**What you are asked to do**
Rewrite the records below with "layer-checkbox" swapped for "layer-toggle" wherever it appears, leaving everything else as it is.

═══

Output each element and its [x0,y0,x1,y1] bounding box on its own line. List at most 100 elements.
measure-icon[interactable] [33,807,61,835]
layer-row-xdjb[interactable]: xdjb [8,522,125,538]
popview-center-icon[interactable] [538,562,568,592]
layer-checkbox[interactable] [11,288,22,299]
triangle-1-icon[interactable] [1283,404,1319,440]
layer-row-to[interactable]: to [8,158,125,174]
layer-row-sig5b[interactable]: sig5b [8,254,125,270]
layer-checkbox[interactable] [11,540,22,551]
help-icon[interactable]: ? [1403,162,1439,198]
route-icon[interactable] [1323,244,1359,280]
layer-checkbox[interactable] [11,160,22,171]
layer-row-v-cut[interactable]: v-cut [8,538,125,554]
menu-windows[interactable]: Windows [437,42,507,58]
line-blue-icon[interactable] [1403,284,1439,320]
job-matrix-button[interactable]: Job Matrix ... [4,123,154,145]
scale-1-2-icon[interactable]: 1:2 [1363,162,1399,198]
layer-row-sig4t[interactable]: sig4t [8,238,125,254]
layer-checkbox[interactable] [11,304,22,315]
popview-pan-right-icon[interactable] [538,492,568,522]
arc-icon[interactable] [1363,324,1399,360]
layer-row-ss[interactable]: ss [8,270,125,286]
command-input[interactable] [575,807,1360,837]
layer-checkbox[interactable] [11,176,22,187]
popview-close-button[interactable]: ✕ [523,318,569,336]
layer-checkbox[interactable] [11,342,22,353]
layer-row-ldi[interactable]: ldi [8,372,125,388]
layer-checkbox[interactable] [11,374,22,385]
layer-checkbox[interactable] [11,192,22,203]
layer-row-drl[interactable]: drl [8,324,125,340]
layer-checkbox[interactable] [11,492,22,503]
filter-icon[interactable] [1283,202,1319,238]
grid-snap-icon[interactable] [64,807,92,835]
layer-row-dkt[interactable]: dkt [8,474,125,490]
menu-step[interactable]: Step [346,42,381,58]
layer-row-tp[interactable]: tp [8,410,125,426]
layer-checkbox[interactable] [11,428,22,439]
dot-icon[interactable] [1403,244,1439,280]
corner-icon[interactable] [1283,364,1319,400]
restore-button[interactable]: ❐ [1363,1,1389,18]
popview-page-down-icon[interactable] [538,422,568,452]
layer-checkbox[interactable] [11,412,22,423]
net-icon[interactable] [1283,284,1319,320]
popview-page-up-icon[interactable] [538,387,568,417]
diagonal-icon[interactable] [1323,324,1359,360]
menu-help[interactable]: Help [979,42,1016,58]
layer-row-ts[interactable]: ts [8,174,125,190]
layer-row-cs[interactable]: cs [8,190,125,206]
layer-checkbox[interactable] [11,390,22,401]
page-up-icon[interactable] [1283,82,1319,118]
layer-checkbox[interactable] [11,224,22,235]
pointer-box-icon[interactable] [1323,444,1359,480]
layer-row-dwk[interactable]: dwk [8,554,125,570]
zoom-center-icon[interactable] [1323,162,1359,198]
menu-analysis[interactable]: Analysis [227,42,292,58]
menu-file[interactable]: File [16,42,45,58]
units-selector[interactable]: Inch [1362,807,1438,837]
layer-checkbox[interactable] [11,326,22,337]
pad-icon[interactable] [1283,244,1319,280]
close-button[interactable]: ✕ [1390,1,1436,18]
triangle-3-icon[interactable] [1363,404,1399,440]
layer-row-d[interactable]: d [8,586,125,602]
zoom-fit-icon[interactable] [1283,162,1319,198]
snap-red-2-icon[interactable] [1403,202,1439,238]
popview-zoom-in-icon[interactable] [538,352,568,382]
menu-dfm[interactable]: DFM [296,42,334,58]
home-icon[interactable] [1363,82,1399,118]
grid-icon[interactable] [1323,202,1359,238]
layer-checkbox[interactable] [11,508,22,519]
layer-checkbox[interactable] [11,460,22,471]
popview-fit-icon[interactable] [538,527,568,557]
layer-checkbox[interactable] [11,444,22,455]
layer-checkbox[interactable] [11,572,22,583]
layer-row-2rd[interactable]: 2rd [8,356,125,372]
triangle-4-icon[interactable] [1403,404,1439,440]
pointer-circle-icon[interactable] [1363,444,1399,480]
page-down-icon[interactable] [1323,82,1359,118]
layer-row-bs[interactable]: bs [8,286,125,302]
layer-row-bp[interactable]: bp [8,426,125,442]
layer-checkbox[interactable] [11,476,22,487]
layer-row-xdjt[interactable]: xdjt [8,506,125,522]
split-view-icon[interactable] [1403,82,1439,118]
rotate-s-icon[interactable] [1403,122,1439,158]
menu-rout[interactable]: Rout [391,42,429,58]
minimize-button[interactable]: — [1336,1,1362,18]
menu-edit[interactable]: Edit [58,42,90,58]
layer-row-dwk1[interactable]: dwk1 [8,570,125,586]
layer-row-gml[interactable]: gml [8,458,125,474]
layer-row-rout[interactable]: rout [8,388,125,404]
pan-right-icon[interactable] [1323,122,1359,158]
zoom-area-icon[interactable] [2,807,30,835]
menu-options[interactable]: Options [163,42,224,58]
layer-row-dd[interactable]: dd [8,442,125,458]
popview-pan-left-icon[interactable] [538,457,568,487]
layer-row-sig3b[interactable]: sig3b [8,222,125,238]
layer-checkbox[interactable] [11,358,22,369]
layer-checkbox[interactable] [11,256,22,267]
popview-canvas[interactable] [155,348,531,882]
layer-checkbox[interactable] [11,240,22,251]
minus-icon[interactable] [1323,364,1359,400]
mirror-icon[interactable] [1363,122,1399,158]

═══

**Answer for this exercise**
Output each element and its [x0,y0,x1,y1] bounding box on its own line. List at most 100 elements.
measure-icon[interactable] [33,807,61,835]
layer-row-xdjb[interactable]: xdjb [8,522,125,538]
popview-center-icon[interactable] [538,562,568,592]
layer-toggle[interactable] [11,288,22,299]
triangle-1-icon[interactable] [1283,404,1319,440]
layer-row-to[interactable]: to [8,158,125,174]
layer-row-sig5b[interactable]: sig5b [8,254,125,270]
layer-toggle[interactable] [11,540,22,551]
help-icon[interactable]: ? [1403,162,1439,198]
route-icon[interactable] [1323,244,1359,280]
layer-toggle[interactable] [11,160,22,171]
layer-row-v-cut[interactable]: v-cut [8,538,125,554]
menu-windows[interactable]: Windows [437,42,507,58]
line-blue-icon[interactable] [1403,284,1439,320]
job-matrix-button[interactable]: Job Matrix ... [4,123,154,145]
scale-1-2-icon[interactable]: 1:2 [1363,162,1399,198]
layer-row-sig4t[interactable]: sig4t [8,238,125,254]
layer-toggle[interactable] [11,304,22,315]
popview-pan-right-icon[interactable] [538,492,568,522]
arc-icon[interactable] [1363,324,1399,360]
layer-row-ss[interactable]: ss [8,270,125,286]
command-input[interactable] [575,807,1360,837]
layer-toggle[interactable] [11,176,22,187]
popview-close-button[interactable]: ✕ [523,318,569,336]
layer-toggle[interactable] [11,342,22,353]
layer-row-ldi[interactable]: ldi [8,372,125,388]
layer-toggle[interactable] [11,374,22,385]
layer-toggle[interactable] [11,192,22,203]
layer-row-drl[interactable]: drl [8,324,125,340]
layer-toggle[interactable] [11,492,22,503]
filter-icon[interactable] [1283,202,1319,238]
grid-snap-icon[interactable] [64,807,92,835]
layer-row-dkt[interactable]: dkt [8,474,125,490]
menu-step[interactable]: Step [346,42,381,58]
layer-row-tp[interactable]: tp [8,410,125,426]
layer-toggle[interactable] [11,428,22,439]
dot-icon[interactable] [1403,244,1439,280]
corner-icon[interactable] [1283,364,1319,400]
restore-button[interactable]: ❐ [1363,1,1389,18]
popview-page-down-icon[interactable] [538,422,568,452]
layer-toggle[interactable] [11,412,22,423]
net-icon[interactable] [1283,284,1319,320]
popview-page-up-icon[interactable] [538,387,568,417]
diagonal-icon[interactable] [1323,324,1359,360]
menu-help[interactable]: Help [979,42,1016,58]
layer-row-ts[interactable]: ts [8,174,125,190]
layer-row-cs[interactable]: cs [8,190,125,206]
layer-toggle[interactable] [11,390,22,401]
page-up-icon[interactable] [1283,82,1319,118]
layer-toggle[interactable] [11,224,22,235]
pointer-box-icon[interactable] [1323,444,1359,480]
layer-row-dwk[interactable]: dwk [8,554,125,570]
zoom-center-icon[interactable] [1323,162,1359,198]
menu-analysis[interactable]: Analysis [227,42,292,58]
menu-file[interactable]: File [16,42,45,58]
units-selector[interactable]: Inch [1362,807,1438,837]
layer-toggle[interactable] [11,326,22,337]
pad-icon[interactable] [1283,244,1319,280]
close-button[interactable]: ✕ [1390,1,1436,18]
triangle-3-icon[interactable] [1363,404,1399,440]
layer-row-d[interactable]: d [8,586,125,602]
zoom-fit-icon[interactable] [1283,162,1319,198]
snap-red-2-icon[interactable] [1403,202,1439,238]
popview-zoom-in-icon[interactable] [538,352,568,382]
menu-dfm[interactable]: DFM [296,42,334,58]
home-icon[interactable] [1363,82,1399,118]
grid-icon[interactable] [1323,202,1359,238]
layer-toggle[interactable] [11,508,22,519]
layer-toggle[interactable] [11,460,22,471]
popview-fit-icon[interactable] [538,527,568,557]
layer-toggle[interactable] [11,444,22,455]
layer-toggle[interactable] [11,572,22,583]
layer-row-2rd[interactable]: 2rd [8,356,125,372]
triangle-4-icon[interactable] [1403,404,1439,440]
pointer-circle-icon[interactable] [1363,444,1399,480]
page-down-icon[interactable] [1323,82,1359,118]
layer-row-bs[interactable]: bs [8,286,125,302]
layer-row-bp[interactable]: bp [8,426,125,442]
layer-toggle[interactable] [11,476,22,487]
layer-row-xdjt[interactable]: xdjt [8,506,125,522]
split-view-icon[interactable] [1403,82,1439,118]
rotate-s-icon[interactable] [1403,122,1439,158]
menu-rout[interactable]: Rout [391,42,429,58]
minimize-button[interactable]: — [1336,1,1362,18]
menu-edit[interactable]: Edit [58,42,90,58]
layer-row-dwk1[interactable]: dwk1 [8,570,125,586]
layer-row-gml[interactable]: gml [8,458,125,474]
layer-row-rout[interactable]: rout [8,388,125,404]
pan-right-icon[interactable] [1323,122,1359,158]
zoom-area-icon[interactable] [2,807,30,835]
menu-options[interactable]: Options [163,42,224,58]
layer-row-dd[interactable]: dd [8,442,125,458]
popview-pan-left-icon[interactable] [538,457,568,487]
layer-row-sig3b[interactable]: sig3b [8,222,125,238]
layer-toggle[interactable] [11,358,22,369]
layer-toggle[interactable] [11,256,22,267]
popview-canvas[interactable] [155,348,531,882]
layer-toggle[interactable] [11,240,22,251]
minus-icon[interactable] [1323,364,1359,400]
mirror-icon[interactable] [1363,122,1399,158]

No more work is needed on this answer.